■ INSTRUCTIONS TO FOLLOW: From the entries below, extract every line that includes the word "Agency".

--- START ---

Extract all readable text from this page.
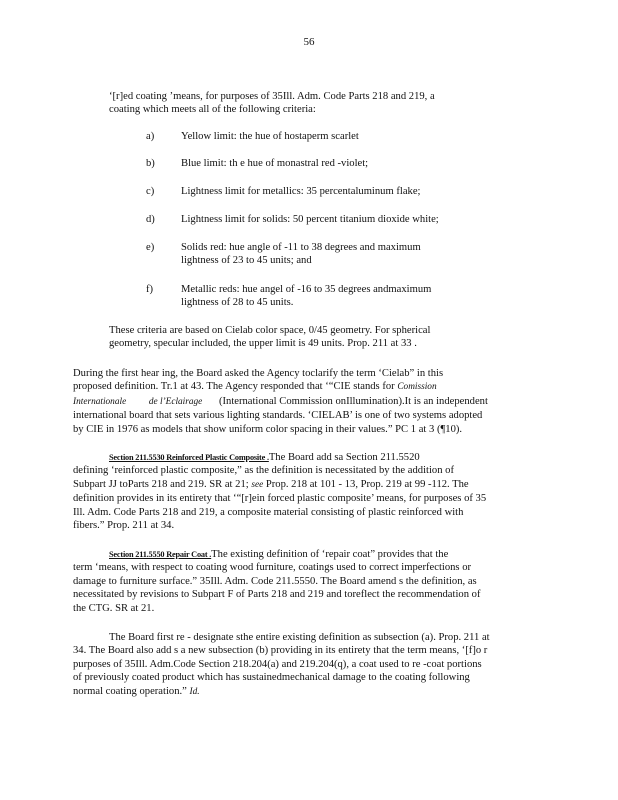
56
‘[r]ed coating ’means, for purposes of 35Ill. Adm. Code Parts 218 and 219, a
coating which meets all of the following criteria:
a)	Yellow limit: the hue of hostaperm scarlet
b)	Blue limit: th e hue of monastral red -violet;
c)	Lightness limit for metallics: 35 percentaluminum flake;
d)	Lightness limit for solids: 50 percent titanium dioxide white;
e)	Solids red: hue angle of -11 to 38 degrees and maximum
lightness of 23 to 45 units; and
f)	Metallic reds: hue angel of -16 to 35 degrees andmaximum
lightness of 28 to 45 units.
These criteria are based on Cielab color space, 0/45 geometry. For spherical
geometry, specular included, the upper limit is 49 units. Prop. 211 at 33 .
During the first hear ing, the Board asked the Agency toclarify the term ‘Cielab” in this
proposed definition. Tr.1 at 43. The Agency responded that ‘“CIE stands for Comission
Internationale de l’Eclairage (International Commission onIllumination).It is an independent
international board that sets various lighting standards. ‘CIELAB’ is one of two systems adopted
by CIE in 1976 as models that show uniform color spacing in their values.” PC 1 at 3 (¶10).
Section 211.5530 Reinforced Plastic Composite .The Board add sa Section 211.5520
defining ‘reinforced plastic composite,” as the definition is necessitated by the addition of
Subpart JJ toParts 218 and 219. SR at 21; see Prop. 218 at 101 - 13, Prop. 219 at 99 -112. The
definition provides in its entirety that ‘“[r]ein forced plastic composite’ means, for purposes of 35
Ill. Adm. Code Parts 218 and 219, a composite material consisting of plastic reinforced with
fibers.” Prop. 211 at 34.
Section 211.5550 Repair Coat .The existing definition of ‘repair coat” provides that the
term ‘means, with respect to coating wood furniture, coatings used to correct imperfections or
damage to furniture surface.” 35Ill. Adm. Code 211.5550. The Board amend s the definition, as
necessitated by revisions to Subpart F of Parts 218 and 219 and toreflect the recommendation of
the CTG. SR at 21.
The Board first re - designate sthe entire existing definition as subsection (a). Prop. 211 at
34. The Board also add s a new subsection (b) providing in its entirety that the term means, ‘[f]o r
purposes of 35Ill. Adm.Code Section 218.204(a) and 219.204(q), a coat used to re -coat portions
of previously coated product which has sustainedmechanical damage to the coating following
normal coating operation.” Id.
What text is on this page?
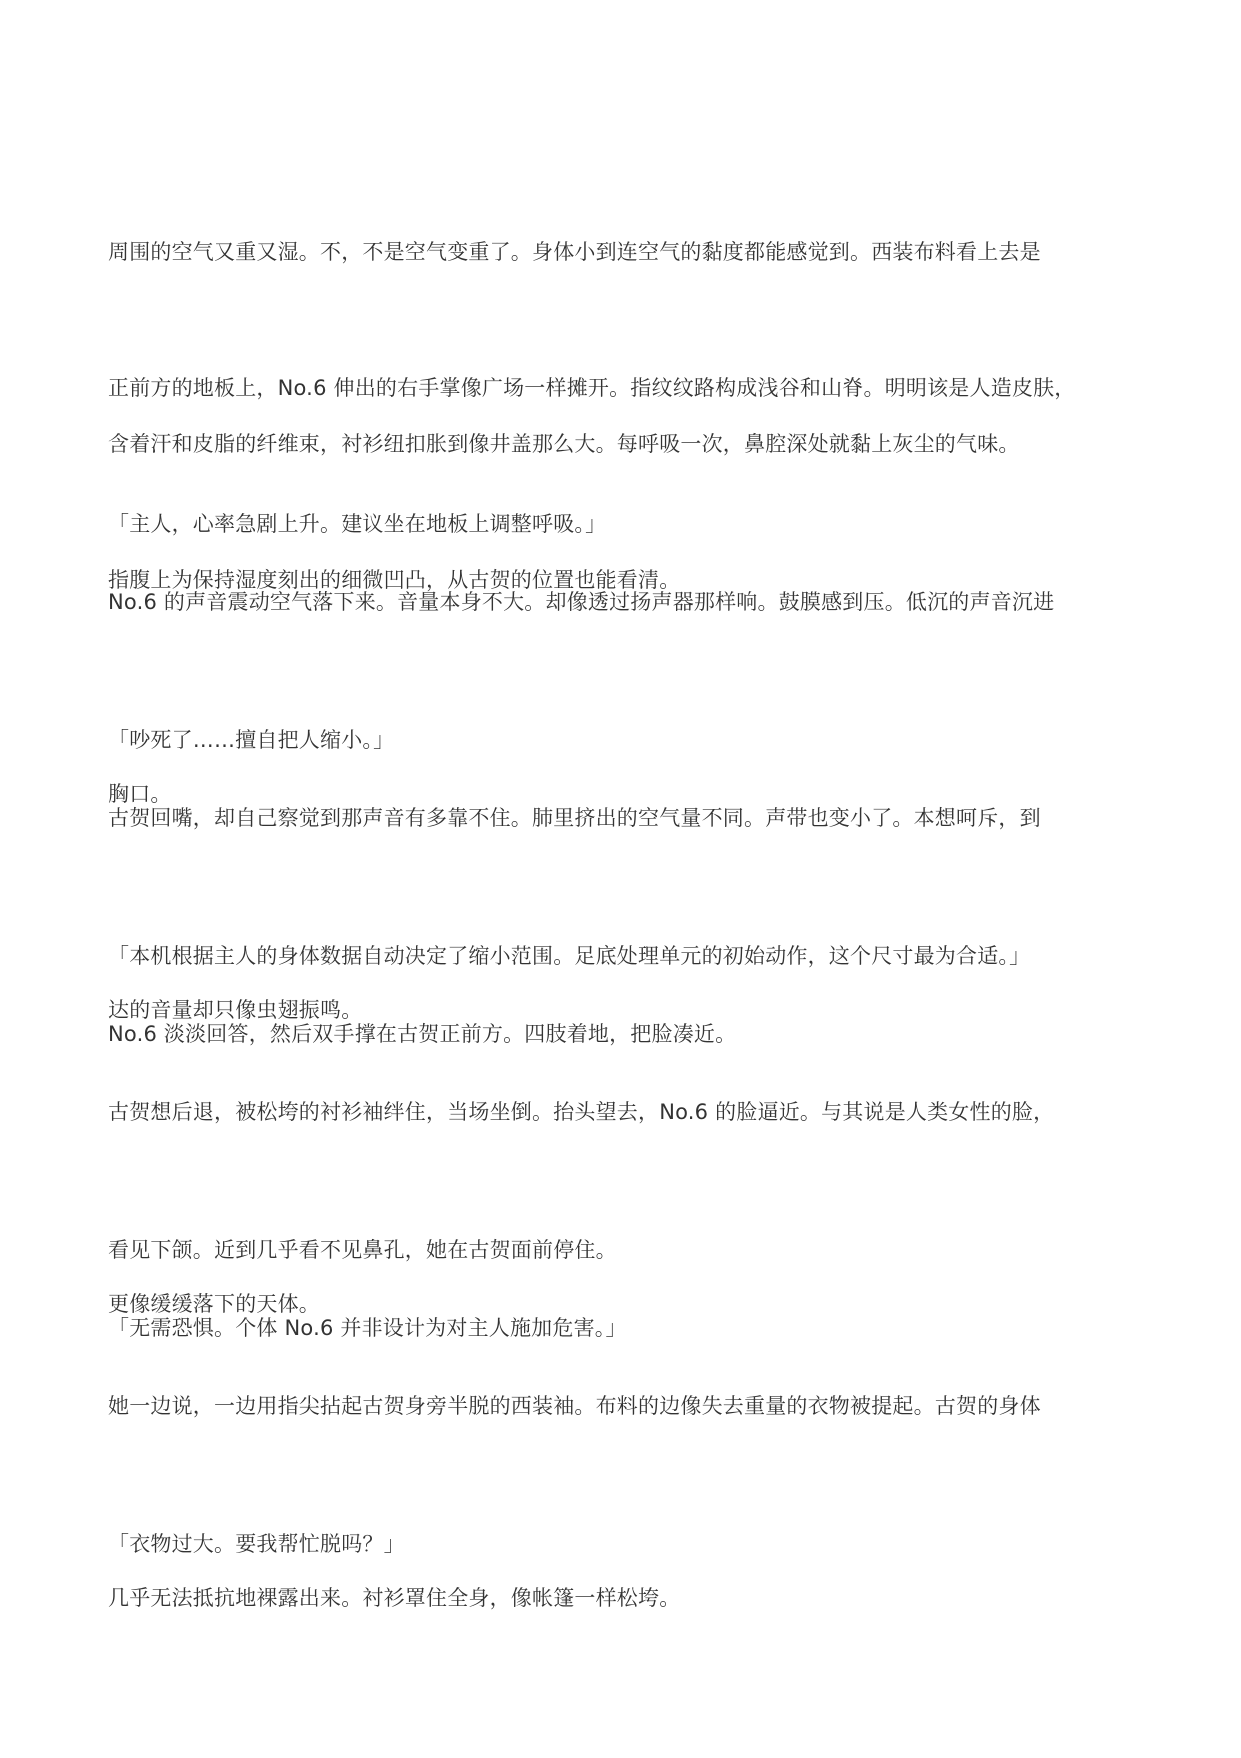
周围的空气又重又湿。不，不是空气变重了。身体小到连空气的黏度都能感觉到。西装布料看上去是

含着汗和皮脂的纤维束，衬衫纽扣胀到像井盖那么大。每呼吸一次，鼻腔深处就黏上灰尘的气味。

正前方的地板上，No.6 伸出的右手掌像广场一样摊开。指纹纹路构成浅谷和山脊。明明该是人造皮肤，

指腹上为保持湿度刻出的细微凹凸，从古贺的位置也能看清。

「主人，心率急剧上升。建议坐在地板上调整呼吸。」

No.6 的声音震动空气落下来。音量本身不大。却像透过扬声器那样响。鼓膜感到压。低沉的声音沉进

胸口。

「吵死了……擅自把人缩小。」

古贺回嘴，却自己察觉到那声音有多靠不住。肺里挤出的空气量不同。声带也变小了。本想呵斥，到

达的音量却只像虫翅振鸣。

「本机根据主人的身体数据自动决定了缩小范围。足底处理单元的初始动作，这个尺寸最为合适。」

No.6 淡淡回答，然后双手撑在古贺正前方。四肢着地，把脸凑近。

古贺想后退，被松垮的衬衫袖绊住，当场坐倒。抬头望去，No.6 的脸逼近。与其说是人类女性的脸，

更像缓缓落下的天体。

看见下颌。近到几乎看不见鼻孔，她在古贺面前停住。

「无需恐惧。个体 No.6 并非设计为对主人施加危害。」

她一边说，一边用指尖拈起古贺身旁半脱的西装袖。布料的边像失去重量的衣物被提起。古贺的身体

几乎无法抵抗地裸露出来。衬衫罩住全身，像帐篷一样松垮。

「衣物过大。要我帮忙脱吗？」
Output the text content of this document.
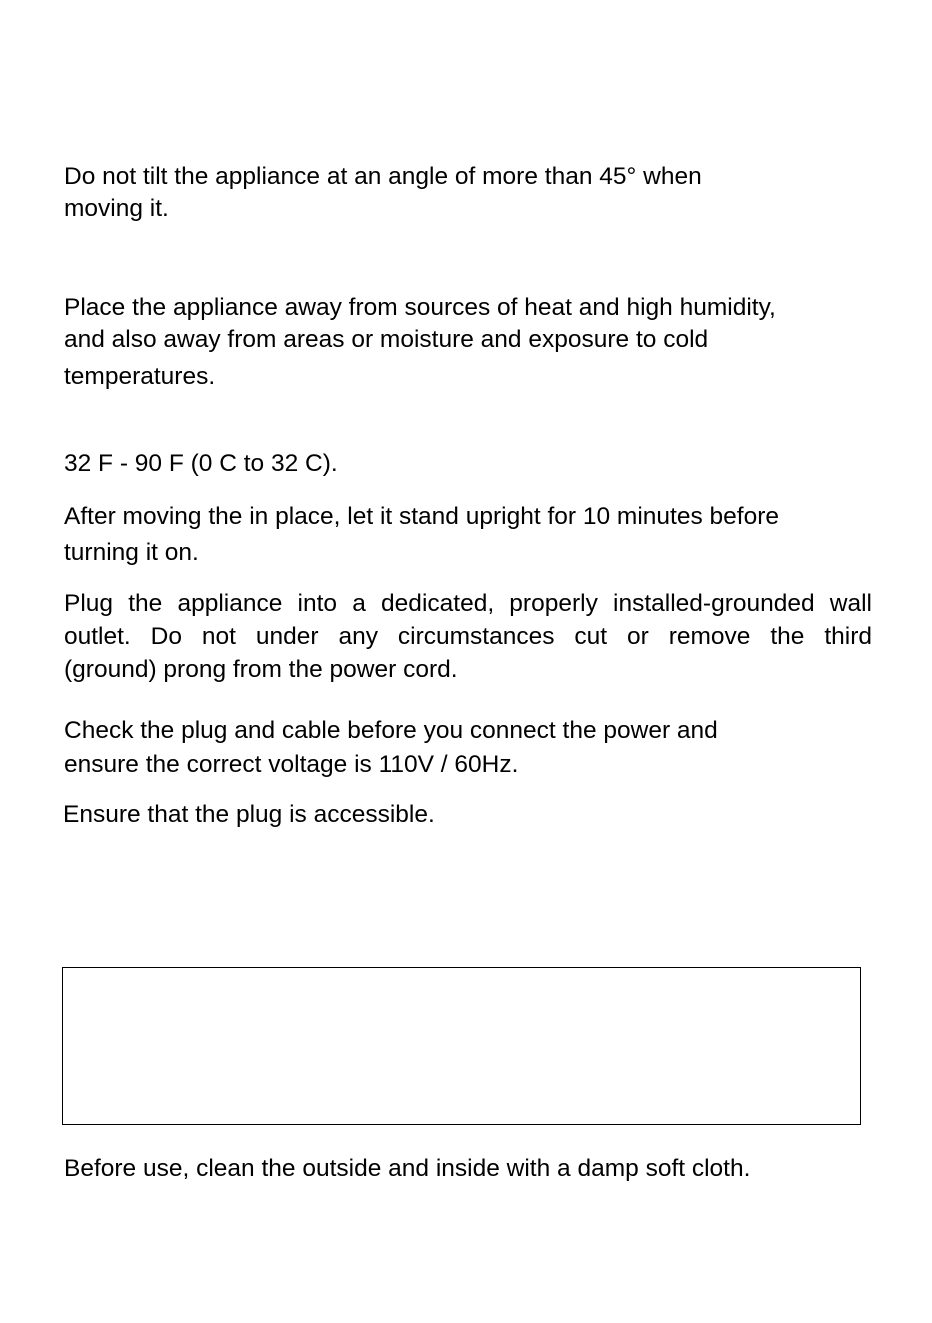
Do not tilt the appliance at an angle of more than 45° when
moving it.

Place the appliance away from sources of heat and high humidity,
and also away from areas or moisture and exposure to cold
temperatures.

32 F - 90 F (0 C to 32 C).

After moving the in place, let it stand upright for 10 minutes before
turning it on.

Plug the appliance into a dedicated, properly installed-grounded wall
outlet. Do not under any circumstances cut or remove the third
(ground) prong from the power cord.

Check the plug and cable before you connect the power and
ensure the correct voltage is 110V / 60Hz.

Ensure that the plug is accessible.

Before use, clean the outside and inside with a damp soft cloth.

--- END ---

■ RESPONSE BELOW:
During the first hear ing, the Board asked the Agency toclarify the term ‘Cielab” in this
proposed definition. Tr.1 at 43. The Agency responded that ‘“CIE stands for Comission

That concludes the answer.